> **EXCERPTED DATA**
— start —

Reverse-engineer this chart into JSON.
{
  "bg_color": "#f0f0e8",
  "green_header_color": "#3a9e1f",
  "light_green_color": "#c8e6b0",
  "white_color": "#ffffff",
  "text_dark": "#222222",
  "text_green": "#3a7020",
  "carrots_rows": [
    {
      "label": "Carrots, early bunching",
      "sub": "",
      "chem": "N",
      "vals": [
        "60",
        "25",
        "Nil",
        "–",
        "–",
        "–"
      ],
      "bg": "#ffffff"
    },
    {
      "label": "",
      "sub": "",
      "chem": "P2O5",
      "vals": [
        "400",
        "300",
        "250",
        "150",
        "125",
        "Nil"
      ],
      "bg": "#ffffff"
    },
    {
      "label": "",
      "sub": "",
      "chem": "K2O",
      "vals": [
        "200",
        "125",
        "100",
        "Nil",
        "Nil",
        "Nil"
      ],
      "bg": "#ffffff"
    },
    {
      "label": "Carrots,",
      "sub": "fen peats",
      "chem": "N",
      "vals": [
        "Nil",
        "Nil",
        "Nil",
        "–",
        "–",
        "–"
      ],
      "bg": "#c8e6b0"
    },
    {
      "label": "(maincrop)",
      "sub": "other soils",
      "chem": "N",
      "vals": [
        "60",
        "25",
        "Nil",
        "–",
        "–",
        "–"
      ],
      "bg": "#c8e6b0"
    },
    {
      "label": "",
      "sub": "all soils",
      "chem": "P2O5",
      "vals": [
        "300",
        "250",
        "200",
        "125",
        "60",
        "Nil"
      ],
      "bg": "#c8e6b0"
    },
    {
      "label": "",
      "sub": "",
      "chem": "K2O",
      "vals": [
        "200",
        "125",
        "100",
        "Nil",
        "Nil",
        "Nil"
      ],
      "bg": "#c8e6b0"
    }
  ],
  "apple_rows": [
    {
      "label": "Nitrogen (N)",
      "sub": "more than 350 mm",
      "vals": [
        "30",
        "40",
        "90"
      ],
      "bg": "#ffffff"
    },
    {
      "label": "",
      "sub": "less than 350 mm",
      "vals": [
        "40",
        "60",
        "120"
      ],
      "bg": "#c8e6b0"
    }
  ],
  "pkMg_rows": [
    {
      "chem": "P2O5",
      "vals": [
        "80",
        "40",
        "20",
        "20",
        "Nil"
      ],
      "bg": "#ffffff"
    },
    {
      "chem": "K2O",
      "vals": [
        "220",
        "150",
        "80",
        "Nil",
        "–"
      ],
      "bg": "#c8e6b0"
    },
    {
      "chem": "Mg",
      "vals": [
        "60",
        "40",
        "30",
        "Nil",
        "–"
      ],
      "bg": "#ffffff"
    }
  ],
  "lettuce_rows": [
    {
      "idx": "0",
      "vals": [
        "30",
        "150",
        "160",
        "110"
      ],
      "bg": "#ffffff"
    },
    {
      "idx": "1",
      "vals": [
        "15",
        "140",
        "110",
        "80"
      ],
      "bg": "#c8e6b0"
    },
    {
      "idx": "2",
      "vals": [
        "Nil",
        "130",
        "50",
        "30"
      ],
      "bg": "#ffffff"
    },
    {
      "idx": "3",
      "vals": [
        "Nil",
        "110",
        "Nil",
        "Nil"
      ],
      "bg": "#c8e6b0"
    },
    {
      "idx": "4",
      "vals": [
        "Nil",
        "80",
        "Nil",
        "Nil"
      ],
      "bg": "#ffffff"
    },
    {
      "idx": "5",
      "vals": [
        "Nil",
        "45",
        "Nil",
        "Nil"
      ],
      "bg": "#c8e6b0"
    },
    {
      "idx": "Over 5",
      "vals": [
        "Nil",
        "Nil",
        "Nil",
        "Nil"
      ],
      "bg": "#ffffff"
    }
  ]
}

— end —

> **GIVEN REQUEST**
Reproduce the material verbatim, line by line.

> **WRITTEN SOLUTION**
Reverse-engineer this chart into JSON.
{
  "bg_color": "#f0f0e8",
  "green_header_color": "#3a9e1f",
  "light_green_color": "#c8e6b0",
  "white_color": "#ffffff",
  "text_dark": "#222222",
  "text_green": "#3a7020",
  "carrots_rows": [
    {
      "label": "Carrots, early bunching",
      "sub": "",
      "chem": "N",
      "vals": [
        "60",
        "25",
        "Nil",
        "–",
        "–",
        "–"
      ],
      "bg": "#ffffff"
    },
    {
      "label": "",
      "sub": "",
      "chem": "P2O5",
      "vals": [
        "400",
        "300",
        "250",
        "150",
        "125",
        "Nil"
      ],
      "bg": "#ffffff"
    },
    {
      "label": "",
      "sub": "",
      "chem": "K2O",
      "vals": [
        "200",
        "125",
        "100",
        "Nil",
        "Nil",
        "Nil"
      ],
      "bg": "#ffffff"
    },
    {
      "label": "Carrots,",
      "sub": "fen peats",
      "chem": "N",
      "vals": [
        "Nil",
        "Nil",
        "Nil",
        "–",
        "–",
        "–"
      ],
      "bg": "#c8e6b0"
    },
    {
      "label": "(maincrop)",
      "sub": "other soils",
      "chem": "N",
      "vals": [
        "60",
        "25",
        "Nil",
        "–",
        "–",
        "–"
      ],
      "bg": "#c8e6b0"
    },
    {
      "label": "",
      "sub": "all soils",
      "chem": "P2O5",
      "vals": [
        "300",
        "250",
        "200",
        "125",
        "60",
        "Nil"
      ],
      "bg": "#c8e6b0"
    },
    {
      "label": "",
      "sub": "",
      "chem": "K2O",
      "vals": [
        "200",
        "125",
        "100",
        "Nil",
        "Nil",
        "Nil"
      ],
      "bg": "#c8e6b0"
    }
  ],
  "apple_rows": [
    {
      "label": "Nitrogen (N)",
      "sub": "more than 350 mm",
      "vals": [
        "30",
        "40",
        "90"
      ],
      "bg": "#ffffff"
    },
    {
      "label": "",
      "sub": "less than 350 mm",
      "vals": [
        "40",
        "60",
        "120"
      ],
      "bg": "#c8e6b0"
    }
  ],
  "pkMg_rows": [
    {
      "chem": "P2O5",
      "vals": [
        "80",
        "40",
        "20",
        "20",
        "Nil"
      ],
      "bg": "#ffffff"
    },
    {
      "chem": "K2O",
      "vals": [
        "220",
        "150",
        "80",
        "Nil",
        "–"
      ],
      "bg": "#c8e6b0"
    },
    {
      "chem": "Mg",
      "vals": [
        "60",
        "40",
        "30",
        "Nil",
        "–"
      ],
      "bg": "#ffffff"
    }
  ],
  "lettuce_rows": [
    {
      "idx": "0",
      "vals": [
        "30",
        "150",
        "160",
        "110"
      ],
      "bg": "#ffffff"
    },
    {
      "idx": "1",
      "vals": [
        "15",
        "140",
        "110",
        "80"
      ],
      "bg": "#c8e6b0"
    },
    {
      "idx": "2",
      "vals": [
        "Nil",
        "130",
        "50",
        "30"
      ],
      "bg": "#ffffff"
    },
    {
      "idx": "3",
      "vals": [
        "Nil",
        "110",
        "Nil",
        "Nil"
      ],
      "bg": "#c8e6b0"
    },
    {
      "idx": "4",
      "vals": [
        "Nil",
        "80",
        "Nil",
        "Nil"
      ],
      "bg": "#ffffff"
    },
    {
      "idx": "5",
      "vals": [
        "Nil",
        "45",
        "Nil",
        "Nil"
      ],
      "bg": "#c8e6b0"
    },
    {
      "idx": "Over 5",
      "vals": [
        "Nil",
        "Nil",
        "Nil",
        "Nil"
      ],
      "bg": "#ffffff"
    }
  ]
}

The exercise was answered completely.